DESCRIPTION OF THE TASK
Output every entry exactly as written.

═════ DATA SHOWN ═════

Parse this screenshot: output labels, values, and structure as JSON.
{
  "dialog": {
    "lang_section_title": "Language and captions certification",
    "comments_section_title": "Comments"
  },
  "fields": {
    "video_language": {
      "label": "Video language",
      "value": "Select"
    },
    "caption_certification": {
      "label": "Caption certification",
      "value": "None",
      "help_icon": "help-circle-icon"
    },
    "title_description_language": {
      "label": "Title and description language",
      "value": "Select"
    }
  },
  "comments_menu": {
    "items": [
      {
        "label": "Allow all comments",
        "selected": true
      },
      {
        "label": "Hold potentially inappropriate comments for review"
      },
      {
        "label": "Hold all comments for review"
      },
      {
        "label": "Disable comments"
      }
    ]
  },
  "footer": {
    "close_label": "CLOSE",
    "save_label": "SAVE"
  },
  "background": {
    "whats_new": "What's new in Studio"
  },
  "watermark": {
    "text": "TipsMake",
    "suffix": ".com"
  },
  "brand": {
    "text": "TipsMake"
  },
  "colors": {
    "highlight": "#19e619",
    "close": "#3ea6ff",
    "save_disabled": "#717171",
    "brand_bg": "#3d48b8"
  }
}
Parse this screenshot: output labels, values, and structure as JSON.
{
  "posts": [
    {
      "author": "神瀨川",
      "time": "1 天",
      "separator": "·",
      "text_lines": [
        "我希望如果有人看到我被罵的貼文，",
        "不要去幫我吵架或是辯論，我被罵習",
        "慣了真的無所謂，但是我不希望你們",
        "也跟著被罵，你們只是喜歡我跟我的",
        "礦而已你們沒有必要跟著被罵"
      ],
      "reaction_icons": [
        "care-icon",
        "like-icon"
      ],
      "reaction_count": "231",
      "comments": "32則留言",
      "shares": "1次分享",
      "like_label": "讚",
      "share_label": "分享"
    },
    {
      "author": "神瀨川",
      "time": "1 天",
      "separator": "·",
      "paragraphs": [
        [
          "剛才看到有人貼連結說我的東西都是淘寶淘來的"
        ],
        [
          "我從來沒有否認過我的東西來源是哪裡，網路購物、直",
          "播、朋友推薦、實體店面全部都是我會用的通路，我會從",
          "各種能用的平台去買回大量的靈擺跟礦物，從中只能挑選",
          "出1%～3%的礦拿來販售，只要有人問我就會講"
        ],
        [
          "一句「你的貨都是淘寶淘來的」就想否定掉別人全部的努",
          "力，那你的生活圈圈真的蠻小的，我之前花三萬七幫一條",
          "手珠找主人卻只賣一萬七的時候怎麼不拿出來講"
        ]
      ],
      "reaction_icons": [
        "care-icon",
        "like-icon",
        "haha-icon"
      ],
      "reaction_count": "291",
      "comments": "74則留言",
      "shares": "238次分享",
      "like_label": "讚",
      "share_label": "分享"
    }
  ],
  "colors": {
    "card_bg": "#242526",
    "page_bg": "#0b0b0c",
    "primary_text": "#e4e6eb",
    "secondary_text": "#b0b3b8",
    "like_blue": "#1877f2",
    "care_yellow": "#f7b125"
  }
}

═════

PROBLEM SOLUTION
Parse this screenshot: output labels, values, and structure as JSON.
{
  "dialog": {
    "lang_section_title": "Language and captions certification",
    "comments_section_title": "Comments"
  },
  "fields": {
    "video_language": {
      "label": "Video language",
      "value": "Select"
    },
    "caption_certification": {
      "label": "Caption certification",
      "value": "None",
      "help_icon": "help-circle-icon"
    },
    "title_description_language": {
      "label": "Title and description language",
      "value": "Select"
    }
  },
  "comments_menu": {
    "items": [
      {
        "label": "Allow all comments",
        "selected": true
      },
      {
        "label": "Hold potentially inappropriate comments for review"
      },
      {
        "label": "Hold all comments for review"
      },
      {
        "label": "Disable comments"
      }
    ]
  },
  "footer": {
    "close_label": "CLOSE",
    "save_label": "SAVE"
  },
  "background": {
    "whats_new": "What's new in Studio"
  },
  "watermark": {
    "text": "TipsMake",
    "suffix": ".com"
  },
  "brand": {
    "text": "TipsMake"
  },
  "colors": {
    "highlight": "#19e619",
    "close": "#3ea6ff",
    "save_disabled": "#717171",
    "brand_bg": "#3d48b8"
  }
}
Parse this screenshot: output labels, values, and structure as JSON.
{
  "posts": [
    {
      "author": "神瀨川",
      "time": "1 天",
      "separator": "·",
      "text_lines": [
        "我希望如果有人看到我被罵的貼文，",
        "不要去幫我吵架或是辯論，我被罵習",
        "慣了真的無所謂，但是我不希望你們",
        "也跟著被罵，你們只是喜歡我跟我的",
        "礦而已你們沒有必要跟著被罵"
      ],
      "reaction_icons": [
        "care-icon",
        "like-icon"
      ],
      "reaction_count": "231",
      "comments": "32則留言",
      "shares": "1次分享",
      "like_label": "讚",
      "share_label": "分享"
    },
    {
      "author": "神瀨川",
      "time": "1 天",
      "separator": "·",
      "paragraphs": [
        [
          "剛才看到有人貼連結說我的東西都是淘寶淘來的"
        ],
        [
          "我從來沒有否認過我的東西來源是哪裡，網路購物、直",
          "播、朋友推薦、實體店面全部都是我會用的通路，我會從",
          "各種能用的平台去買回大量的靈擺跟礦物，從中只能挑選",
          "出1%～3%的礦拿來販售，只要有人問我就會講"
        ],
        [
          "一句「你的貨都是淘寶淘來的」就想否定掉別人全部的努",
          "力，那你的生活圈圈真的蠻小的，我之前花三萬七幫一條",
          "手珠找主人卻只賣一萬七的時候怎麼不拿出來講"
        ]
      ],
      "reaction_icons": [
        "care-icon",
        "like-icon",
        "haha-icon"
      ],
      "reaction_count": "291",
      "comments": "74則留言",
      "shares": "238次分享",
      "like_label": "讚",
      "share_label": "分享"
    }
  ],
  "colors": {
    "card_bg": "#242526",
    "page_bg": "#0b0b0c",
    "primary_text": "#e4e6eb",
    "secondary_text": "#b0b3b8",
    "like_blue": "#1877f2",
    "care_yellow": "#f7b125"
  }
}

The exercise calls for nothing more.